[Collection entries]
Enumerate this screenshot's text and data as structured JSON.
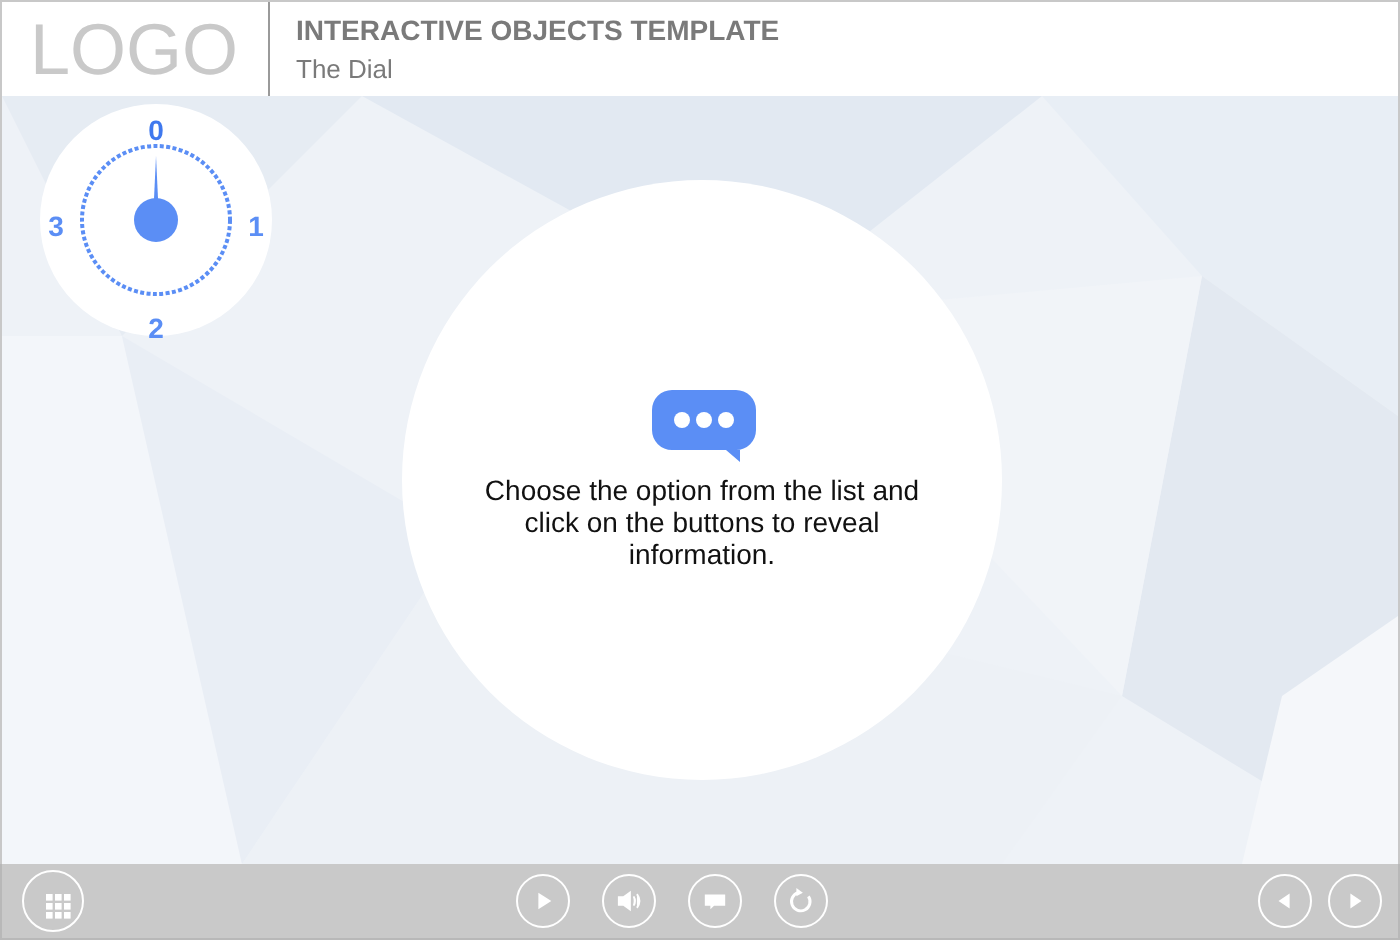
{
  "header": {
    "logo": "LOGO",
    "title": "INTERACTIVE OBJECTS TEMPLATE",
    "subtitle": "The Dial"
  },
  "dial": {
    "options": [
      {
        "label": "0",
        "selected": true
      },
      {
        "label": "1",
        "selected": false
      },
      {
        "label": "2",
        "selected": false
      },
      {
        "label": "3",
        "selected": false
      }
    ]
  },
  "message": {
    "text": "Choose the option from the list and click on the buttons to reveal information."
  },
  "player_bar": {
    "buttons": [
      {
        "kind": "menu"
      },
      {
        "kind": "play"
      },
      {
        "kind": "volume"
      },
      {
        "kind": "captions"
      },
      {
        "kind": "replay"
      },
      {
        "kind": "prev"
      },
      {
        "kind": "next"
      }
    ]
  }
}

TASK DESCRIPTION: Within the material above, find the lines that contain the word "kind"; copy them.

FULL RESPONSE:
        "kind": "menu"
        "kind": "play"
        "kind": "volume"
        "kind": "captions"
        "kind": "replay"
        "kind": "prev"
        "kind": "next"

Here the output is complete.